### WHAT YOU SHOULD DO
Copy each line that has the string "limits" somewhere in it.
----------
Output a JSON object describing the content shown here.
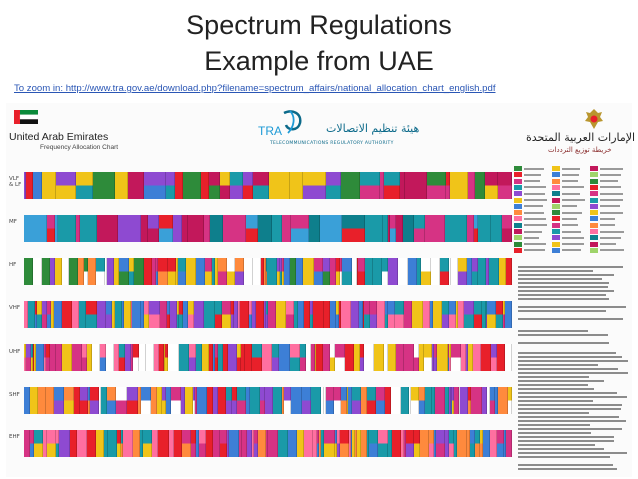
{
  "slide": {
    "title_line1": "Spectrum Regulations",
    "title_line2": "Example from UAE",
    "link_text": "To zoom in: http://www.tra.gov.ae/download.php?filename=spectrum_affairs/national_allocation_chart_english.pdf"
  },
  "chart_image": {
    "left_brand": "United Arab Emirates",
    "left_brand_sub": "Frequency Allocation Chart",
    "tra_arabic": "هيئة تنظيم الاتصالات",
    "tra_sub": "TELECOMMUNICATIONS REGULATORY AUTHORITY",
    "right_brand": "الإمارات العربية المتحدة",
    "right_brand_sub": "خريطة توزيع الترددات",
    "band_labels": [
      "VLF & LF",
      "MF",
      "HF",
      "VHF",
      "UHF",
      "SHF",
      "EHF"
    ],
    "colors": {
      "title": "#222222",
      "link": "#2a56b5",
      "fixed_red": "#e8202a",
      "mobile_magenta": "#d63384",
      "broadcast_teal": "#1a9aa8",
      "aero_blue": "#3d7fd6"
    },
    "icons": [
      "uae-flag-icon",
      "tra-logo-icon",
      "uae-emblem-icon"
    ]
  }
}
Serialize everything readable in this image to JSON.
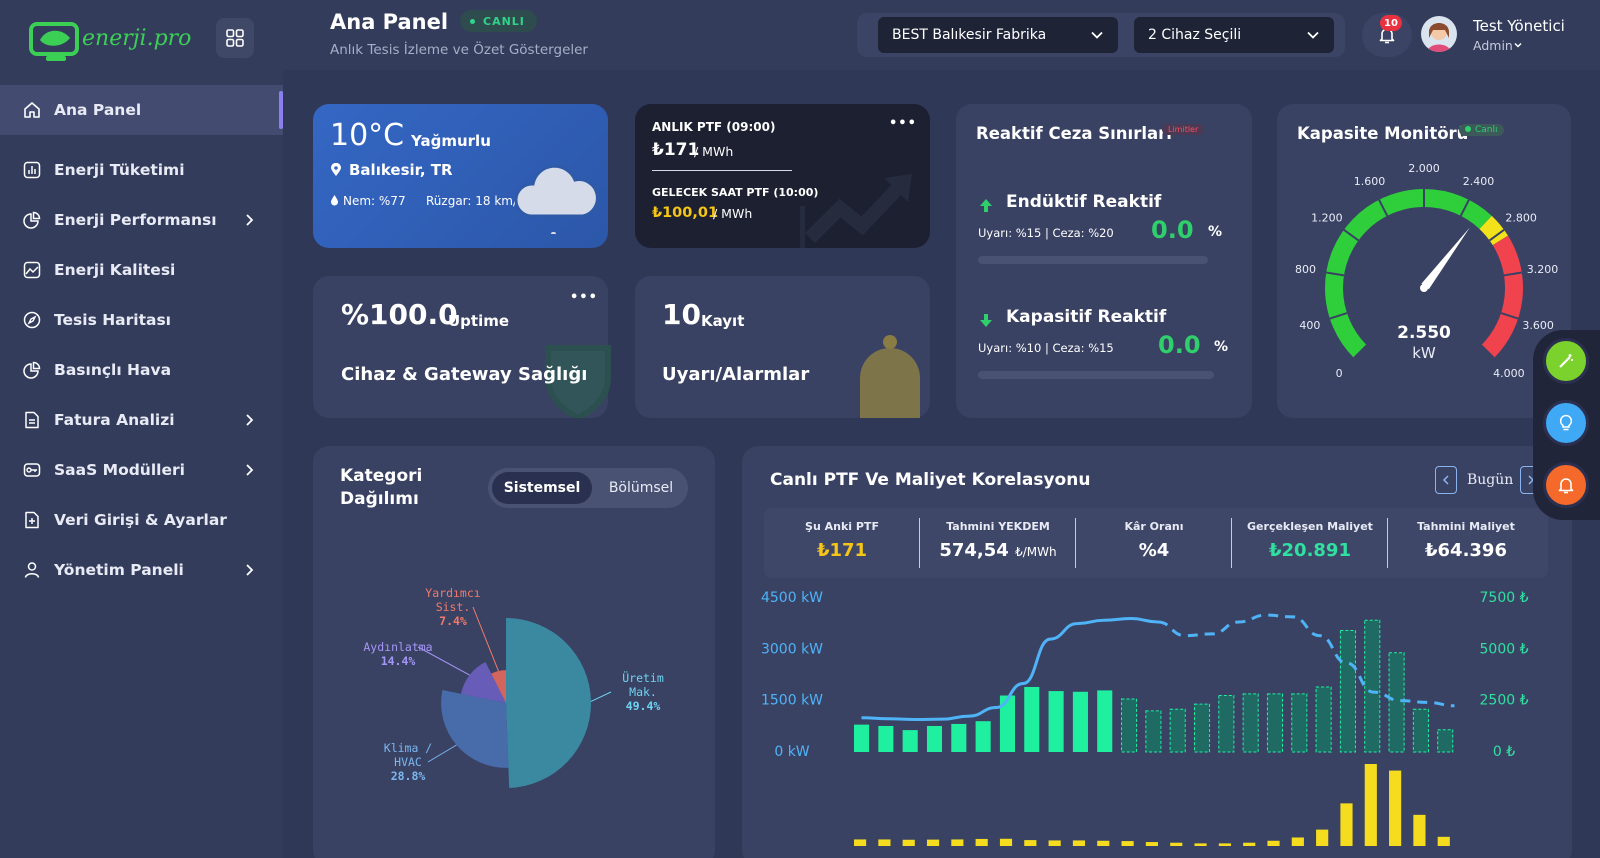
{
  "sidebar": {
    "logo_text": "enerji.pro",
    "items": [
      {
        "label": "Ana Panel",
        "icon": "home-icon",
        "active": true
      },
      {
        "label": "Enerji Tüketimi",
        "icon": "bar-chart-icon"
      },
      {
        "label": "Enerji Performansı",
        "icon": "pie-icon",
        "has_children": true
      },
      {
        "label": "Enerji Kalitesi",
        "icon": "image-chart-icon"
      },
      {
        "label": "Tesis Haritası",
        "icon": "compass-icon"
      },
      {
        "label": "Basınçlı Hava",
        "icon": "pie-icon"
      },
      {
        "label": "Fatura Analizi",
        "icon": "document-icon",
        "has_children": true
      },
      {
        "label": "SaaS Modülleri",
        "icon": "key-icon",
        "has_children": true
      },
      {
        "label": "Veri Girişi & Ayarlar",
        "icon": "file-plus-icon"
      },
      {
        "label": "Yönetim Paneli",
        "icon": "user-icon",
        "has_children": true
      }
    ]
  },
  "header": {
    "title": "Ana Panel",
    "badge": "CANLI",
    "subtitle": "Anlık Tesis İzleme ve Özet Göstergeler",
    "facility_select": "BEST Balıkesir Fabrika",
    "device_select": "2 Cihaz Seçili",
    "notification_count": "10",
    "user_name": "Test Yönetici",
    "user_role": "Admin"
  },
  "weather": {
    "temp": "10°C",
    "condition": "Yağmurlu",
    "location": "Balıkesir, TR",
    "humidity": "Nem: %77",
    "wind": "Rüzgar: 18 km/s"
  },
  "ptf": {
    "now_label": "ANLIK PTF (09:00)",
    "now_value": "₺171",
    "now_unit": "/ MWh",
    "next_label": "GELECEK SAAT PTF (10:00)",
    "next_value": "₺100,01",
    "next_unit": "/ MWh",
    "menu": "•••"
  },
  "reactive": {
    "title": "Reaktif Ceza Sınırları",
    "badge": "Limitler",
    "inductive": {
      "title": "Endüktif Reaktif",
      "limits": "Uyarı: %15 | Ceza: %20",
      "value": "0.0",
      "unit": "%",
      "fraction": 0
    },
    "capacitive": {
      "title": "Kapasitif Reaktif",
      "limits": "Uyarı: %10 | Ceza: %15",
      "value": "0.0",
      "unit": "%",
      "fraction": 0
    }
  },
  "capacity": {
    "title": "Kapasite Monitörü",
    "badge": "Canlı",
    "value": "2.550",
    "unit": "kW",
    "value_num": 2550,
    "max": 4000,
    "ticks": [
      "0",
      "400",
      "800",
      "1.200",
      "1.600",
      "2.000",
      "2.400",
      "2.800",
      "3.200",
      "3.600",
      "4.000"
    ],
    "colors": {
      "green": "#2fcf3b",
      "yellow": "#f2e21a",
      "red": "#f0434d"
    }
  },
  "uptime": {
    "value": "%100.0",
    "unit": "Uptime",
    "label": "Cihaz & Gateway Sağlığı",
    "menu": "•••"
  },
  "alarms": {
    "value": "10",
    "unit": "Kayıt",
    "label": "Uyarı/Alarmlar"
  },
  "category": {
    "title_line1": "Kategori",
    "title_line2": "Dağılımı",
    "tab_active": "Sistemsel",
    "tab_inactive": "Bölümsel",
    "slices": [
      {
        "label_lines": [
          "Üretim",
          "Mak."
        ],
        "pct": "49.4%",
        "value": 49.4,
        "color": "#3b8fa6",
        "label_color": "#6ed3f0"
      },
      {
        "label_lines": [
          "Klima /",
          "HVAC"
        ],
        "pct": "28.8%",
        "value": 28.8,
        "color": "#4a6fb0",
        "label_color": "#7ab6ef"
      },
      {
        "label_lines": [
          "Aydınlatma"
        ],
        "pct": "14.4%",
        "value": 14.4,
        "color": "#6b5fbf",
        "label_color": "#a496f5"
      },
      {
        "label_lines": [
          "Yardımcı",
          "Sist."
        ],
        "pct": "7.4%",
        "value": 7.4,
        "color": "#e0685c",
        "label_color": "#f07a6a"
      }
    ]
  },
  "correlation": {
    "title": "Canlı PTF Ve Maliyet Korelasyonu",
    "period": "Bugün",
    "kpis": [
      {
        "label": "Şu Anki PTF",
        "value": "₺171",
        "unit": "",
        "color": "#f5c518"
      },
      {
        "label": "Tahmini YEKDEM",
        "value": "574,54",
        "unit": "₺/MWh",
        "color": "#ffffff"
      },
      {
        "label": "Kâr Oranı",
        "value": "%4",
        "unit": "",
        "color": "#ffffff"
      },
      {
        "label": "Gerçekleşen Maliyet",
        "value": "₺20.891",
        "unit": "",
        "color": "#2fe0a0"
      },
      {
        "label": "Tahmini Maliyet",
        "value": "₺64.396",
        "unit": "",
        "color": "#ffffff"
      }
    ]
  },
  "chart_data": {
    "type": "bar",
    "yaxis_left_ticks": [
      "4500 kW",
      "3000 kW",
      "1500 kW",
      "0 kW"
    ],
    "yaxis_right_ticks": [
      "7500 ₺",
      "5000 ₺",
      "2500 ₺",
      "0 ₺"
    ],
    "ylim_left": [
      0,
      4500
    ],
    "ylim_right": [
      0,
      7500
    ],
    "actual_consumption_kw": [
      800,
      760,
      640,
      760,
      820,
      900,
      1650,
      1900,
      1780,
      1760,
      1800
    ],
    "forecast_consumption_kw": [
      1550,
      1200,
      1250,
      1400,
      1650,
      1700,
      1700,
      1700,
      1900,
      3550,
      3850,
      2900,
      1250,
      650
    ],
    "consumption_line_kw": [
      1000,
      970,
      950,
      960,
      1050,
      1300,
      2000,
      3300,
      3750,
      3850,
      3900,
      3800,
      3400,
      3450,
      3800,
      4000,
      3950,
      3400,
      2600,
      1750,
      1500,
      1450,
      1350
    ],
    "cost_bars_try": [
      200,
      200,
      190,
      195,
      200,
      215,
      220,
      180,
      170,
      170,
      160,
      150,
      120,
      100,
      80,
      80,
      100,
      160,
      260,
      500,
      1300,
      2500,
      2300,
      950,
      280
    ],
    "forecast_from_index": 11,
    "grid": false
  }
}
----------
### RESPONSE TO THE TASK
      "limits": "Uyarı: %15 | Ceza: %20",
      "limits": "Uyarı: %10 | Ceza: %15",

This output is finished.